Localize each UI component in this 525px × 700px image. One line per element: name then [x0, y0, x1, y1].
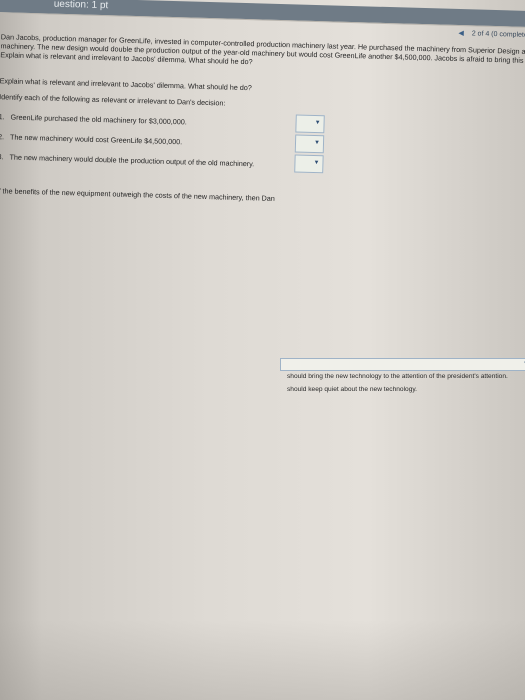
caret-down-icon: ▼ [314, 120, 321, 127]
photo-frame: uestion: 1 pt ◀ 2 of 4 (0 complete) Dan … [0, 0, 525, 700]
item-3-text: The new machinery would double the produ… [9, 152, 255, 169]
conclusion-text: If the benefits of the new equipment out… [0, 186, 275, 203]
item-2-dropdown[interactable]: ▼ [294, 134, 325, 154]
item-2-number: 2. [0, 132, 5, 142]
dropdown-option[interactable]: should keep quiet about the new technolo… [287, 386, 417, 393]
problem-text: Dan Jacobs, production manager for Green… [0, 32, 525, 74]
caret-down-icon: ▼ [313, 159, 320, 167]
item-1-text: GreenLife purchased the old machinery fo… [10, 112, 187, 127]
identify-instruction: Identify each of the following as releva… [0, 92, 226, 108]
explain-heading: Explain what is relevant and irrelevant … [0, 76, 252, 93]
progress-indicator[interactable]: ◀ 2 of 4 (0 complete) [458, 29, 525, 39]
item-3-number: 3. [0, 152, 4, 162]
caret-left-icon[interactable]: ◀ [458, 30, 464, 37]
question-screen: uestion: 1 pt ◀ 2 of 4 (0 complete) Dan … [0, 0, 525, 700]
conclusion-dropdown[interactable]: ▼ [280, 358, 525, 371]
item-1-dropdown[interactable]: ▼ [295, 114, 325, 134]
photo-shading [0, 620, 525, 700]
dropdown-option[interactable]: should bring the new technology to the a… [287, 373, 508, 380]
progress-text: 2 of 4 (0 complete) [471, 30, 525, 39]
item-3-dropdown[interactable]: ▼ [294, 154, 324, 174]
item-2-text: The new machinery would cost GreenLife $… [9, 132, 183, 147]
question-label: uestion: 1 pt [53, 0, 109, 12]
caret-down-icon: ▼ [313, 139, 321, 147]
item-1-number: 1. [0, 112, 5, 122]
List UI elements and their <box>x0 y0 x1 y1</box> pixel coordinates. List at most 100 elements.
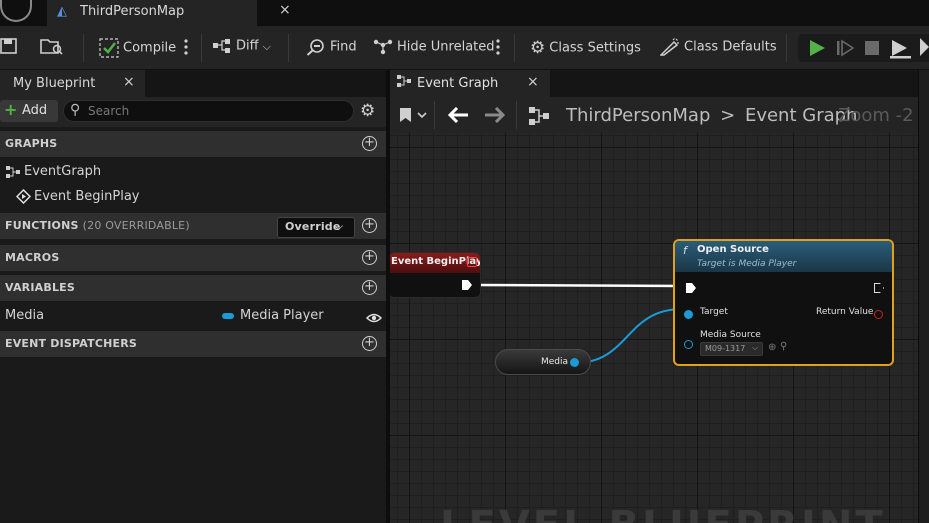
hide-unrelated-button[interactable]: Hide Unrelated <box>373 38 495 58</box>
compile-button[interactable]: Compile <box>99 38 176 58</box>
section-variables[interactable]: VARIABLES + <box>0 275 386 301</box>
graph-item-label: EventGraph <box>24 164 102 179</box>
hide-unrelated-label: Hide Unrelated <box>397 39 495 55</box>
my-blueprint-toolbar: + Add ⚲ ⚙ <box>0 97 386 127</box>
target-pin[interactable] <box>684 310 693 319</box>
object-out-pin[interactable] <box>570 358 579 367</box>
gear-icon[interactable]: ⚙ <box>360 101 375 121</box>
play-icon[interactable] <box>808 39 826 61</box>
graph-canvas[interactable]: LEVEL BLUEPRINT Event BeginPlay Media f … <box>390 133 918 523</box>
add-variable-icon[interactable]: + <box>362 280 377 295</box>
class-settings-button[interactable]: ⚙ Class Settings <box>530 38 641 58</box>
compile-icon <box>99 38 119 58</box>
section-event-dispatchers[interactable]: EVENT DISPATCHERS + <box>0 331 386 357</box>
exec-out-pin[interactable] <box>462 280 472 290</box>
override-dropdown[interactable]: Override ⌵ <box>277 217 355 238</box>
target-pin-label: Target <box>700 307 728 317</box>
back-arrow-icon[interactable] <box>447 106 469 127</box>
graph-item-eventgraph[interactable]: EventGraph <box>0 159 386 184</box>
diff-icon <box>213 39 230 53</box>
tab-my-blueprint-label: My Blueprint <box>13 76 96 91</box>
media-source-dropdown[interactable]: M09-1317 ⌵ <box>700 342 763 356</box>
stop-icon[interactable] <box>864 40 880 60</box>
step-icon[interactable] <box>836 39 855 61</box>
graph-icon <box>396 74 412 92</box>
add-macro-icon[interactable]: + <box>362 250 377 265</box>
graph-icon <box>528 106 550 130</box>
save-icon[interactable] <box>0 37 18 57</box>
event-icon <box>467 257 477 267</box>
compile-label: Compile <box>123 40 177 56</box>
browse-asset-icon[interactable]: ⚲ <box>780 341 787 352</box>
add-event-dispatcher-icon[interactable]: + <box>362 336 377 351</box>
title-bar: ◭ ThirdPersonMap × <box>0 0 929 26</box>
media-variable-node[interactable]: Media <box>495 349 591 375</box>
eject-icon[interactable] <box>890 39 912 63</box>
section-macros[interactable]: MACROS + <box>0 245 386 271</box>
variable-item-media[interactable]: Media Media Player <box>0 303 386 328</box>
override-label: Override <box>285 220 341 233</box>
use-selected-icon[interactable]: ⊕ <box>768 342 776 353</box>
section-functions[interactable]: FUNCTIONS (20 OVERRIDABLE) Override ⌵ + <box>0 213 386 239</box>
functions-overridable-count: (20 OVERRIDABLE) <box>82 219 190 232</box>
document-tab-label: ThirdPersonMap <box>80 4 185 19</box>
node-header: f Open Source Target is Media Player <box>675 241 892 272</box>
function-icon: f <box>683 244 687 257</box>
forward-arrow-icon[interactable] <box>484 106 506 127</box>
breadcrumb-item[interactable]: ThirdPersonMap <box>566 105 710 126</box>
unreal-logo-icon[interactable] <box>0 0 32 22</box>
add-button[interactable]: + Add <box>0 100 58 122</box>
compile-options-icon[interactable] <box>183 39 189 59</box>
media-source-value: M09-1317 <box>705 344 746 353</box>
platforms-icon[interactable] <box>918 36 929 62</box>
chevron-down-icon: ⌵ <box>752 343 759 352</box>
media-source-pin[interactable] <box>684 340 693 349</box>
event-graph-panel: Event Graph × ThirdPersonMap > Event Gra… <box>390 70 929 523</box>
search-input[interactable] <box>88 103 343 119</box>
exec-in-pin[interactable] <box>686 283 696 293</box>
class-defaults-label: Class Defaults <box>684 39 777 55</box>
return-value-pin[interactable] <box>874 310 883 319</box>
my-blueprint-panel: My Blueprint × + Add ⚲ ⚙ GRAPHS + EventG… <box>0 70 386 523</box>
event-beginplay-node[interactable]: Event BeginPlay <box>390 252 481 298</box>
close-icon[interactable]: × <box>279 2 291 18</box>
diff-label: Diff <box>236 38 259 54</box>
browse-icon[interactable] <box>40 37 64 57</box>
eye-icon[interactable] <box>365 309 383 328</box>
tab-event-graph-label: Event Graph <box>417 76 499 91</box>
add-graph-icon[interactable]: + <box>362 136 377 151</box>
tab-event-graph[interactable]: Event Graph × <box>390 70 550 97</box>
graph-icon <box>5 164 21 183</box>
section-graphs[interactable]: GRAPHS + <box>0 131 386 157</box>
chevron-down-icon: ⌵ <box>262 39 271 53</box>
zoom-level: Zoom -2 <box>838 105 914 126</box>
variable-name: Media <box>5 308 45 323</box>
find-options-icon[interactable] <box>495 39 501 59</box>
find-button[interactable]: Find <box>306 38 357 58</box>
details-panel-edge <box>918 70 929 523</box>
add-function-icon[interactable]: + <box>362 218 377 233</box>
graph-item-event-beginplay[interactable]: Event BeginPlay <box>0 184 386 209</box>
plus-icon: + <box>4 100 18 119</box>
class-settings-label: Class Settings <box>549 40 641 56</box>
class-defaults-button[interactable]: Class Defaults <box>660 38 777 58</box>
return-value-label: Return Value <box>816 307 874 317</box>
media-source-label: Media Source <box>700 330 761 340</box>
close-icon[interactable]: × <box>123 74 135 90</box>
close-icon[interactable]: × <box>527 74 539 90</box>
node-title: Media <box>541 357 569 367</box>
bookmark-icon[interactable] <box>398 106 428 128</box>
chevron-down-icon: ⌵ <box>334 219 344 233</box>
open-source-node[interactable]: f Open Source Target is Media Player Tar… <box>673 239 894 366</box>
add-label: Add <box>22 103 48 118</box>
diff-button[interactable]: Diff ⌵ <box>212 38 271 58</box>
gear-icon: ⚙ <box>530 38 546 58</box>
class-defaults-icon <box>660 38 679 56</box>
graph-item-label: Event BeginPlay <box>34 189 140 204</box>
main-toolbar: Compile Diff ⌵ Find Hide Unrelated ⚙ Class… <box>0 26 929 70</box>
event-icon <box>15 188 32 208</box>
variable-type-pill[interactable] <box>222 313 234 319</box>
document-tab-thirdpersonmap[interactable]: ◭ ThirdPersonMap × <box>47 0 291 26</box>
tab-my-blueprint[interactable]: My Blueprint × <box>0 70 145 97</box>
exec-out-pin[interactable] <box>874 283 884 293</box>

....

▸ What you have to do
Give the lines from the line with "hide-unrelated-button[interactable]: Hide Unrelated" to the line with "graph-item-label: EventGraph <box>24", both included, as a JSON list of strings with one string per line, omitting any blank lines.

▸ Result
[
  "hide-unrelated-button[interactable]: Hide Unrelated <box>373 38 495 58</box>",
  "compile-button[interactable]: Compile <box>99 38 176 58</box>",
  "section-variables[interactable]: VARIABLES + <box>0 275 386 301</box>",
  "graph-item-label: EventGraph <box>24 164 102 179</box>"
]